◆ Material ◆
---

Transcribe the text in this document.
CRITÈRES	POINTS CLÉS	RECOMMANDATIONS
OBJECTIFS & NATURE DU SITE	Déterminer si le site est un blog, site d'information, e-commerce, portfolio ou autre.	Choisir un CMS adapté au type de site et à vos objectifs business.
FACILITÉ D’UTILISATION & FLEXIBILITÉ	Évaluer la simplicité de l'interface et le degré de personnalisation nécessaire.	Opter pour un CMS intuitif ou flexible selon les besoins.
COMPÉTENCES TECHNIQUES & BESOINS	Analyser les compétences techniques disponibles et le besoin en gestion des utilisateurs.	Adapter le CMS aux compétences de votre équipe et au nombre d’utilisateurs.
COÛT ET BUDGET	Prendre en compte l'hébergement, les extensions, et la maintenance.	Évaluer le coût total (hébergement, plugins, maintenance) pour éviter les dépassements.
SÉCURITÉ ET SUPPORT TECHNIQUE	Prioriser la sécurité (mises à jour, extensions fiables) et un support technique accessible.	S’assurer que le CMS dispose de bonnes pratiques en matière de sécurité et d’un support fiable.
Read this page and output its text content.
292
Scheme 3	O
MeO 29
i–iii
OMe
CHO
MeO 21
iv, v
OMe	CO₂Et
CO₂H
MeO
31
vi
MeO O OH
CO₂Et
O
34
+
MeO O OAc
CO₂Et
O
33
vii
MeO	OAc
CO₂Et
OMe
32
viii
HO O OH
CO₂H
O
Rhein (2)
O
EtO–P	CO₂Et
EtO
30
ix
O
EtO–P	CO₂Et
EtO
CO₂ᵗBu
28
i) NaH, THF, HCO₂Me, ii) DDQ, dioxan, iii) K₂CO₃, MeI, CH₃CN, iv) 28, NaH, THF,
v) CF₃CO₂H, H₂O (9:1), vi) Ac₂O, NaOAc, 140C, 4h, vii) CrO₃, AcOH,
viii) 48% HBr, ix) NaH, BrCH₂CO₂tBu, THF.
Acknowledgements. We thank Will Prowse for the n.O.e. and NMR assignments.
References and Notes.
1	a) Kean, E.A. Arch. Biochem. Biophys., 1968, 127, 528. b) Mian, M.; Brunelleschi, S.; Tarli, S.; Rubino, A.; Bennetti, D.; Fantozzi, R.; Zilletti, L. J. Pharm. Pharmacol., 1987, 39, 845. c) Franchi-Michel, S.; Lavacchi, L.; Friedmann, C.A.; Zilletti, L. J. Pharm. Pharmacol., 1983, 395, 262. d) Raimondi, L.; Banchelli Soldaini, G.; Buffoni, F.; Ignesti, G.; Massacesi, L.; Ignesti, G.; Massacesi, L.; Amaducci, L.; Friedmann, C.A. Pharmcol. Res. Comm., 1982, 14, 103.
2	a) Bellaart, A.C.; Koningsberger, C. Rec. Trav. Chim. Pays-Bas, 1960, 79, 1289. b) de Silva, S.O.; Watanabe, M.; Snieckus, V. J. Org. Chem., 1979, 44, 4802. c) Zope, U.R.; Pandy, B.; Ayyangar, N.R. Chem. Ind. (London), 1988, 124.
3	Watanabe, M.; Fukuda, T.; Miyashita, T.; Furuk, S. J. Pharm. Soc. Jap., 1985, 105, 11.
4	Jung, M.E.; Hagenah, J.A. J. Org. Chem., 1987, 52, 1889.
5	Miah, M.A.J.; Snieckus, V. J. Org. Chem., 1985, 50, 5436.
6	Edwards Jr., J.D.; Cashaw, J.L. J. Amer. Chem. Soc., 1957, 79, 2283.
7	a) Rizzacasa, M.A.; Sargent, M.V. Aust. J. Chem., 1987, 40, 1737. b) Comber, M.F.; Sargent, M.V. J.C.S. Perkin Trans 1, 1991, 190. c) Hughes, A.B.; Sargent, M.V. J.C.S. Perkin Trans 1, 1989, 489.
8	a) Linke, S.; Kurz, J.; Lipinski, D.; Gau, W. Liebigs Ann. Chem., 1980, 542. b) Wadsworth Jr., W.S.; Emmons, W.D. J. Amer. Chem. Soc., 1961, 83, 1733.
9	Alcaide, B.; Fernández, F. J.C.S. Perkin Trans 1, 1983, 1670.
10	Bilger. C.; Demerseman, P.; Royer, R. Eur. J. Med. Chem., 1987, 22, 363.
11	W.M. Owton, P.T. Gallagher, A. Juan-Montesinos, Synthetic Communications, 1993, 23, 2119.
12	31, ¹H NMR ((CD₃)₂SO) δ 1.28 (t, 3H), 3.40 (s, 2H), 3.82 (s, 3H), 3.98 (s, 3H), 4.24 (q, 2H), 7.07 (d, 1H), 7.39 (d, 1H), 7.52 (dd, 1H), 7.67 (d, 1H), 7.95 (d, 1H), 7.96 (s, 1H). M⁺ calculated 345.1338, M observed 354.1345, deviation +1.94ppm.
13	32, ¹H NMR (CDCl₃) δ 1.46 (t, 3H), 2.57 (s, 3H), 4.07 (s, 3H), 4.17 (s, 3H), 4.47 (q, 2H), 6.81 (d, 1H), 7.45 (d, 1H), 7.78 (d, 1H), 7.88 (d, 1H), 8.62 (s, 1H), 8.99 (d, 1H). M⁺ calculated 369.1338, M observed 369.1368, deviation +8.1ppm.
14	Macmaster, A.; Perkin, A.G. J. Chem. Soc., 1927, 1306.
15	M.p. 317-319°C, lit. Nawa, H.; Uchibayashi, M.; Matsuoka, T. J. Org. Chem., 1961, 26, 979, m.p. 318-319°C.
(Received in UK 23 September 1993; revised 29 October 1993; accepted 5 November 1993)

---

◆ Task brief ◆
Return each entry from above without altering a single character.

◆ Correct output ◆
Transcribe the text in this document.
CRITÈRES	POINTS CLÉS	RECOMMANDATIONS
OBJECTIFS & NATURE DU SITE	Déterminer si le site est un blog, site d'information, e-commerce, portfolio ou autre.	Choisir un CMS adapté au type de site et à vos objectifs business.
FACILITÉ D’UTILISATION & FLEXIBILITÉ	Évaluer la simplicité de l'interface et le degré de personnalisation nécessaire.	Opter pour un CMS intuitif ou flexible selon les besoins.
COMPÉTENCES TECHNIQUES & BESOINS	Analyser les compétences techniques disponibles et le besoin en gestion des utilisateurs.	Adapter le CMS aux compétences de votre équipe et au nombre d’utilisateurs.
COÛT ET BUDGET	Prendre en compte l'hébergement, les extensions, et la maintenance.	Évaluer le coût total (hébergement, plugins, maintenance) pour éviter les dépassements.
SÉCURITÉ ET SUPPORT TECHNIQUE	Prioriser la sécurité (mises à jour, extensions fiables) et un support technique accessible.	S’assurer que le CMS dispose de bonnes pratiques en matière de sécurité et d’un support fiable.
Read this page and output its text content.
292
Scheme 3	O
MeO 29
i–iii
OMe
CHO
MeO 21
iv, v
OMe	CO₂Et
CO₂H
MeO
31
vi
MeO O OH
CO₂Et
O
34
+
MeO O OAc
CO₂Et
O
33
vii
MeO	OAc
CO₂Et
OMe
32
viii
HO O OH
CO₂H
O
Rhein (2)
O
EtO–P	CO₂Et
EtO
30
ix
O
EtO–P	CO₂Et
EtO
CO₂ᵗBu
28
i) NaH, THF, HCO₂Me, ii) DDQ, dioxan, iii) K₂CO₃, MeI, CH₃CN, iv) 28, NaH, THF,
v) CF₃CO₂H, H₂O (9:1), vi) Ac₂O, NaOAc, 140C, 4h, vii) CrO₃, AcOH,
viii) 48% HBr, ix) NaH, BrCH₂CO₂tBu, THF.
Acknowledgements. We thank Will Prowse for the n.O.e. and NMR assignments.
References and Notes.
1	a) Kean, E.A. Arch. Biochem. Biophys., 1968, 127, 528. b) Mian, M.; Brunelleschi, S.; Tarli, S.; Rubino, A.; Bennetti, D.; Fantozzi, R.; Zilletti, L. J. Pharm. Pharmacol., 1987, 39, 845. c) Franchi-Michel, S.; Lavacchi, L.; Friedmann, C.A.; Zilletti, L. J. Pharm. Pharmacol., 1983, 395, 262. d) Raimondi, L.; Banchelli Soldaini, G.; Buffoni, F.; Ignesti, G.; Massacesi, L.; Ignesti, G.; Massacesi, L.; Amaducci, L.; Friedmann, C.A. Pharmcol. Res. Comm., 1982, 14, 103.
2	a) Bellaart, A.C.; Koningsberger, C. Rec. Trav. Chim. Pays-Bas, 1960, 79, 1289. b) de Silva, S.O.; Watanabe, M.; Snieckus, V. J. Org. Chem., 1979, 44, 4802. c) Zope, U.R.; Pandy, B.; Ayyangar, N.R. Chem. Ind. (London), 1988, 124.
3	Watanabe, M.; Fukuda, T.; Miyashita, T.; Furuk, S. J. Pharm. Soc. Jap., 1985, 105, 11.
4	Jung, M.E.; Hagenah, J.A. J. Org. Chem., 1987, 52, 1889.
5	Miah, M.A.J.; Snieckus, V. J. Org. Chem., 1985, 50, 5436.
6	Edwards Jr., J.D.; Cashaw, J.L. J. Amer. Chem. Soc., 1957, 79, 2283.
7	a) Rizzacasa, M.A.; Sargent, M.V. Aust. J. Chem., 1987, 40, 1737. b) Comber, M.F.; Sargent, M.V. J.C.S. Perkin Trans 1, 1991, 190. c) Hughes, A.B.; Sargent, M.V. J.C.S. Perkin Trans 1, 1989, 489.
8	a) Linke, S.; Kurz, J.; Lipinski, D.; Gau, W. Liebigs Ann. Chem., 1980, 542. b) Wadsworth Jr., W.S.; Emmons, W.D. J. Amer. Chem. Soc., 1961, 83, 1733.
9	Alcaide, B.; Fernández, F. J.C.S. Perkin Trans 1, 1983, 1670.
10	Bilger. C.; Demerseman, P.; Royer, R. Eur. J. Med. Chem., 1987, 22, 363.
11	W.M. Owton, P.T. Gallagher, A. Juan-Montesinos, Synthetic Communications, 1993, 23, 2119.
12	31, ¹H NMR ((CD₃)₂SO) δ 1.28 (t, 3H), 3.40 (s, 2H), 3.82 (s, 3H), 3.98 (s, 3H), 4.24 (q, 2H), 7.07 (d, 1H), 7.39 (d, 1H), 7.52 (dd, 1H), 7.67 (d, 1H), 7.95 (d, 1H), 7.96 (s, 1H). M⁺ calculated 345.1338, M observed 354.1345, deviation +1.94ppm.
13	32, ¹H NMR (CDCl₃) δ 1.46 (t, 3H), 2.57 (s, 3H), 4.07 (s, 3H), 4.17 (s, 3H), 4.47 (q, 2H), 6.81 (d, 1H), 7.45 (d, 1H), 7.78 (d, 1H), 7.88 (d, 1H), 8.62 (s, 1H), 8.99 (d, 1H). M⁺ calculated 369.1338, M observed 369.1368, deviation +8.1ppm.
14	Macmaster, A.; Perkin, A.G. J. Chem. Soc., 1927, 1306.
15	M.p. 317-319°C, lit. Nawa, H.; Uchibayashi, M.; Matsuoka, T. J. Org. Chem., 1961, 26, 979, m.p. 318-319°C.
(Received in UK 23 September 1993; revised 29 October 1993; accepted 5 November 1993)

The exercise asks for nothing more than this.